## WRITTEN TASK
Extract, from the listing that follows, each line containing the word "Jornada".

## Chart and figure data
::::

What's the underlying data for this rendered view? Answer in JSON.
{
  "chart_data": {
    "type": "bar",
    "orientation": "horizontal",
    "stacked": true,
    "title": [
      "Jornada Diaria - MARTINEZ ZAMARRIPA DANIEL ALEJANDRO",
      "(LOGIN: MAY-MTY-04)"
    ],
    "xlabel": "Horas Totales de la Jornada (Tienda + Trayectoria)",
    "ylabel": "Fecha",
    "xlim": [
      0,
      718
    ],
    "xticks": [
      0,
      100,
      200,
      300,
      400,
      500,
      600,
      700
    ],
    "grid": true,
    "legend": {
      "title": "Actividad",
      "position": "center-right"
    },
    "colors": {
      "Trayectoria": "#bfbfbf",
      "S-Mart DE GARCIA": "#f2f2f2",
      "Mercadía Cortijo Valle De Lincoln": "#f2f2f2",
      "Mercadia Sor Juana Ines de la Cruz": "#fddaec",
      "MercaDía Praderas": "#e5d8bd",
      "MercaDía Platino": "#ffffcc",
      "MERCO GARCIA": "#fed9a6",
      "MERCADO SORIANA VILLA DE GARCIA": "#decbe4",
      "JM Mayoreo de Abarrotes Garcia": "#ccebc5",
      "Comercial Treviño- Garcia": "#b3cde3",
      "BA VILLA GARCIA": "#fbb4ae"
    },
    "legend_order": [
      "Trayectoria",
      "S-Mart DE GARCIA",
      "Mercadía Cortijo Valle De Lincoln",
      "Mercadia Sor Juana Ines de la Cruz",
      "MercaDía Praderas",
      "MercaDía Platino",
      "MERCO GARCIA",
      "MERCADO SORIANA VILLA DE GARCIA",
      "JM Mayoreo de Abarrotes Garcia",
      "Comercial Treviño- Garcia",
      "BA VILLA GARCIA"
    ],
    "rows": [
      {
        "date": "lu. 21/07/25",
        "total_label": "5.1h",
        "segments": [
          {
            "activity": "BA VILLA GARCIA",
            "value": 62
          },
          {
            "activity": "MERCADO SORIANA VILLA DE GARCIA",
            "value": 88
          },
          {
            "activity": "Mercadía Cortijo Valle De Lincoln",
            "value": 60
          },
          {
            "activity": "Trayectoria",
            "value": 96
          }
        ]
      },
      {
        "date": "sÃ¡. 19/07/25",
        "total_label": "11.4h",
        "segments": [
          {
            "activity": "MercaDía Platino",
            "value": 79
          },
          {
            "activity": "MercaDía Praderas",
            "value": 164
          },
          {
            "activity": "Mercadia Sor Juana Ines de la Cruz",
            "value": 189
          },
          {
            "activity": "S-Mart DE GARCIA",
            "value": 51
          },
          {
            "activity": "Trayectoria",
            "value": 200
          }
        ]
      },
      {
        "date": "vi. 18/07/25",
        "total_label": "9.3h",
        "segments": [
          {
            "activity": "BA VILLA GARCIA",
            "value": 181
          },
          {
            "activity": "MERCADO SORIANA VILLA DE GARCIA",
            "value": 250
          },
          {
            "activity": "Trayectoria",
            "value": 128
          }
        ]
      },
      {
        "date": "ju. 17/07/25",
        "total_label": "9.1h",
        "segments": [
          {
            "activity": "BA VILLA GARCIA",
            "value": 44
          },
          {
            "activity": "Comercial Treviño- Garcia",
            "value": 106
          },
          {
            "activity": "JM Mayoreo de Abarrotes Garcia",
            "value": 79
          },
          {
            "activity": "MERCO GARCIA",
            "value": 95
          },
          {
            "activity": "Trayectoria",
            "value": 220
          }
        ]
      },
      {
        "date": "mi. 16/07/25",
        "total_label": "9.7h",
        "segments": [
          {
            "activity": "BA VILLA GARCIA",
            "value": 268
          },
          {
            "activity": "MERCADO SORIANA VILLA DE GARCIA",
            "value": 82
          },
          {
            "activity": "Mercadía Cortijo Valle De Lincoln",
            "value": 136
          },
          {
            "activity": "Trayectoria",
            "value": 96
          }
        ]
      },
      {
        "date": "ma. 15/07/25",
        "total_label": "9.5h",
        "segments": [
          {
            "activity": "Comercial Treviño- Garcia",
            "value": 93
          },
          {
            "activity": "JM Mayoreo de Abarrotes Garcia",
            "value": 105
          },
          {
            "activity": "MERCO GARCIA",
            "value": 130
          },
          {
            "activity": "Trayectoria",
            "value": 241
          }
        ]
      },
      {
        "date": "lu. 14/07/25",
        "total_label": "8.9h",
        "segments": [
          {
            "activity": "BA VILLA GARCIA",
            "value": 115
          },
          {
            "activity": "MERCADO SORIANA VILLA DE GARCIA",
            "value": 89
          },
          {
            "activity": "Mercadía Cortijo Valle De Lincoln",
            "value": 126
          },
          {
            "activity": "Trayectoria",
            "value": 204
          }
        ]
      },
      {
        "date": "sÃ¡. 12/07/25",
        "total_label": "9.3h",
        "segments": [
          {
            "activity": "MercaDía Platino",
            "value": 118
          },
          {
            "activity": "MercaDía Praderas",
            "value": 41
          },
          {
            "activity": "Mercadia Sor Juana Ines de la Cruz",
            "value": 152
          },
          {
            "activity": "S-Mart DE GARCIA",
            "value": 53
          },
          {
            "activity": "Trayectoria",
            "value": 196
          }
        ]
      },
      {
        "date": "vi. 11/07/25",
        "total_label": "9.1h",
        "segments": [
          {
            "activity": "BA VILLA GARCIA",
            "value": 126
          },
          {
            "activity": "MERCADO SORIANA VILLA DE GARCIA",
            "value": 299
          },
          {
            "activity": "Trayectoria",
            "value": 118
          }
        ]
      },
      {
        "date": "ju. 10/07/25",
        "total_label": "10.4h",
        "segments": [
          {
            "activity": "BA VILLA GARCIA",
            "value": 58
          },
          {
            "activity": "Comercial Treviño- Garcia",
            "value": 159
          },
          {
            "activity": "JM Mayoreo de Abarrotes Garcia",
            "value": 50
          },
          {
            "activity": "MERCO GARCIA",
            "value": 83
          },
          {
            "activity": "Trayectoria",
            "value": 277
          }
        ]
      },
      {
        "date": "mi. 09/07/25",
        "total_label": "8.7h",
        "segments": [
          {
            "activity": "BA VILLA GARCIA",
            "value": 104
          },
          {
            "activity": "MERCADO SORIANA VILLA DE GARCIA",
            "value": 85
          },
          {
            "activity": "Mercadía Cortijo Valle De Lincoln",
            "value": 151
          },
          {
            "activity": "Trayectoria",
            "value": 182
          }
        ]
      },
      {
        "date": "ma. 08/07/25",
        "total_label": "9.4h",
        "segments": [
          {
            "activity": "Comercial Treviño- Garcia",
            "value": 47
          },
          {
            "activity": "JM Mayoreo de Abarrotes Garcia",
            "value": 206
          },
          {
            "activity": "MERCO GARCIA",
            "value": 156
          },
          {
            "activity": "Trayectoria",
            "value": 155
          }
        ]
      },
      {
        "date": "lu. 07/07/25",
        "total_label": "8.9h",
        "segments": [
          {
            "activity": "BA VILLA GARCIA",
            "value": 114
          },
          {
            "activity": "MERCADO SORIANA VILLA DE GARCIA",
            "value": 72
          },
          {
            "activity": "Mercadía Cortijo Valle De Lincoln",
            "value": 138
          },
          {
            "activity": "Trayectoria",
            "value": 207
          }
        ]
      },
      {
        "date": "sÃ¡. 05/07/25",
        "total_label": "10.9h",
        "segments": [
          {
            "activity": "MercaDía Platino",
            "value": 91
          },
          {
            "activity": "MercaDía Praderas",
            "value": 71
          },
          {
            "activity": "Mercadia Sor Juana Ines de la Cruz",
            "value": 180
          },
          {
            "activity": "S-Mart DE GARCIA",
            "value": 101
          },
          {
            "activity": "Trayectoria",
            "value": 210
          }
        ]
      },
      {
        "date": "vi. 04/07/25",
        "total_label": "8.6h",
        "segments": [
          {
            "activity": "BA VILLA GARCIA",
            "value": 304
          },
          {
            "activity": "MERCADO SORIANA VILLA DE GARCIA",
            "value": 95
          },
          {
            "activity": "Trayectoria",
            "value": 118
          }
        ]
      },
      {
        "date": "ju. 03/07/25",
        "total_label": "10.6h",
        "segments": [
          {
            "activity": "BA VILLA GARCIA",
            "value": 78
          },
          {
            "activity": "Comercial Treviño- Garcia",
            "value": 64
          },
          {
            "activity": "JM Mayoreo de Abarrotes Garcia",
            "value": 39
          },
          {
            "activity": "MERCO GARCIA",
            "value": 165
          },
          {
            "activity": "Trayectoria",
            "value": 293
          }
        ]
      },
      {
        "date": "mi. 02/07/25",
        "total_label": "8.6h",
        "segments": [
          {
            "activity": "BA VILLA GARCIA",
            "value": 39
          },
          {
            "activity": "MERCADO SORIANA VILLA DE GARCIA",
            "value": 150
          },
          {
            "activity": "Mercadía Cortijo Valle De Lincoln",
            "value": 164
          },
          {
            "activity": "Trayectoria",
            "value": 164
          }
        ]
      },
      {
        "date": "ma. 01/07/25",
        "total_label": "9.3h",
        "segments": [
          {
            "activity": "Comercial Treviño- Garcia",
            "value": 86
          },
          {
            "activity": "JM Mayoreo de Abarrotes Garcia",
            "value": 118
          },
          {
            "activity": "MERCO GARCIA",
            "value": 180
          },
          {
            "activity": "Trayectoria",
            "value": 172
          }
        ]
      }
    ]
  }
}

::::

## FULL OUTPUT
      "Jornada Diaria - MARTINEZ ZAMARRIPA DANIEL ALEJANDRO",
    "xlabel": "Horas Totales de la Jornada (Tienda + Trayectoria)",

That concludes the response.